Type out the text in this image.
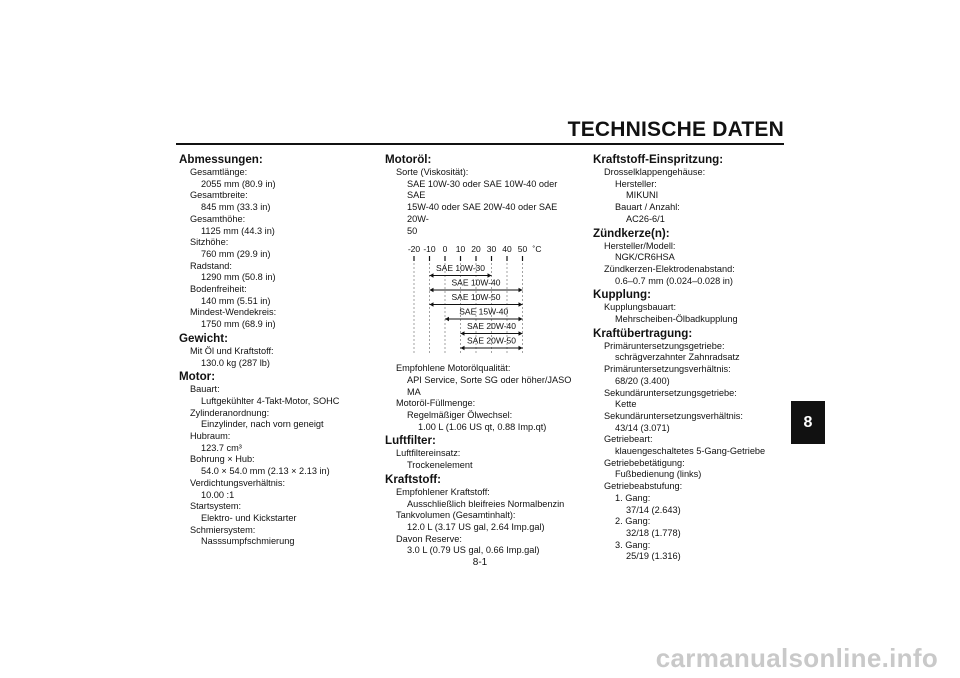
TECHNISCHE DATEN
8
Abmessungen:
Gesamtlänge:
2055 mm (80.9 in)
Gesamtbreite:
845 mm (33.3 in)
Gesamthöhe:
1125 mm (44.3 in)
Sitzhöhe:
760 mm (29.9 in)
Radstand:
1290 mm (50.8 in)
Bodenfreiheit:
140 mm (5.51 in)
Mindest-Wendekreis:
1750 mm (68.9 in)
Gewicht:
Mit Öl und Kraftstoff:
130.0 kg (287 lb)
Motor:
Bauart:
Luftgekühlter 4-Takt-Motor, SOHC
Zylinderanordnung:
Einzylinder, nach vorn geneigt
Hubraum:
123.7 cm³
Bohrung × Hub:
54.0 × 54.0 mm (2.13 × 2.13 in)
Verdichtungsverhältnis:
10.00 :1
Startsystem:
Elektro- und Kickstarter
Schmiersystem:
Nasssumpfschmierung
Motoröl:
Sorte (Viskosität):
SAE 10W-30 oder SAE 10W-40 oder SAE
15W-40 oder SAE 20W-40 oder SAE 20W-
50
-20 -10 0 10 20 30 40 50 ˚C
SAE 10W-30
SAE 10W-40
SAE 10W-50
SAE 15W-40
SAE 20W-40
SAE 20W-50
Empfohlene Motorölqualität:
API Service, Sorte SG oder höher/JASO
MA
Motoröl-Füllmenge:
Regelmäßiger Ölwechsel:
1.00 L (1.06 US qt, 0.88 Imp.qt)
Luftfilter:
Luftfiltereinsatz:
Trockenelement
Kraftstoff:
Empfohlener Kraftstoff:
Ausschließlich bleifreies Normalbenzin
Tankvolumen (Gesamtinhalt):
12.0 L (3.17 US gal, 2.64 Imp.gal)
Davon Reserve:
3.0 L (0.79 US gal, 0.66 Imp.gal)
Kraftstoff-Einspritzung:
Drosselklappengehäuse:
Hersteller:
MIKUNI
Bauart / Anzahl:
AC26-6/1
Zündkerze(n):
Hersteller/Modell:
NGK/CR6HSA
Zündkerzen-Elektrodenabstand:
0.6–0.7 mm (0.024–0.028 in)
Kupplung:
Kupplungsbauart:
Mehrscheiben-Ölbadkupplung
Kraftübertragung:
Primäruntersetzungsgetriebe:
schrägverzahnter Zahnradsatz
Primäruntersetzungsverhältnis:
68/20 (3.400)
Sekundäruntersetzungsgetriebe:
Kette
Sekundäruntersetzungsverhältnis:
43/14 (3.071)
Getriebeart:
klauengeschaltetes 5-Gang-Getriebe
Getriebebetätigung:
Fußbedienung (links)
Getriebeabstufung:
1. Gang:
37/14 (2.643)
2. Gang:
32/18 (1.778)
3. Gang:
25/19 (1.316)
8-1
carmanualsonline.info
* * * * * * * * *
■ **What is being asked**: With the pictures omitted, reproduce the records in full and exactly.

■ **Written answer**:
Type out the text in this image.
TECHNISCHE DATEN
8
Abmessungen:
Gesamtlänge:
2055 mm (80.9 in)
Gesamtbreite:
845 mm (33.3 in)
Gesamthöhe:
1125 mm (44.3 in)
Sitzhöhe:
760 mm (29.9 in)
Radstand:
1290 mm (50.8 in)
Bodenfreiheit:
140 mm (5.51 in)
Mindest-Wendekreis:
1750 mm (68.9 in)
Gewicht:
Mit Öl und Kraftstoff:
130.0 kg (287 lb)
Motor:
Bauart:
Luftgekühlter 4-Takt-Motor, SOHC
Zylinderanordnung:
Einzylinder, nach vorn geneigt
Hubraum:
123.7 cm³
Bohrung × Hub:
54.0 × 54.0 mm (2.13 × 2.13 in)
Verdichtungsverhältnis:
10.00 :1
Startsystem:
Elektro- und Kickstarter
Schmiersystem:
Nasssumpfschmierung
Motoröl:
Sorte (Viskosität):
SAE 10W-30 oder SAE 10W-40 oder SAE
15W-40 oder SAE 20W-40 oder SAE 20W-
50
-20 -10 0 10 20 30 40 50 ˚C
SAE 10W-30
SAE 10W-40
SAE 10W-50
SAE 15W-40
SAE 20W-40
SAE 20W-50
Empfohlene Motorölqualität:
API Service, Sorte SG oder höher/JASO
MA
Motoröl-Füllmenge:
Regelmäßiger Ölwechsel:
1.00 L (1.06 US qt, 0.88 Imp.qt)
Luftfilter:
Luftfiltereinsatz:
Trockenelement
Kraftstoff:
Empfohlener Kraftstoff:
Ausschließlich bleifreies Normalbenzin
Tankvolumen (Gesamtinhalt):
12.0 L (3.17 US gal, 2.64 Imp.gal)
Davon Reserve:
3.0 L (0.79 US gal, 0.66 Imp.gal)
Kraftstoff-Einspritzung:
Drosselklappengehäuse:
Hersteller:
MIKUNI
Bauart / Anzahl:
AC26-6/1
Zündkerze(n):
Hersteller/Modell:
NGK/CR6HSA
Zündkerzen-Elektrodenabstand:
0.6–0.7 mm (0.024–0.028 in)
Kupplung:
Kupplungsbauart:
Mehrscheiben-Ölbadkupplung
Kraftübertragung:
Primäruntersetzungsgetriebe:
schrägverzahnter Zahnradsatz
Primäruntersetzungsverhältnis:
68/20 (3.400)
Sekundäruntersetzungsgetriebe:
Kette
Sekundäruntersetzungsverhältnis:
43/14 (3.071)
Getriebeart:
klauengeschaltetes 5-Gang-Getriebe
Getriebebetätigung:
Fußbedienung (links)
Getriebeabstufung:
1. Gang:
37/14 (2.643)
2. Gang:
32/18 (1.778)
3. Gang:
25/19 (1.316)
8-1
carmanualsonline.info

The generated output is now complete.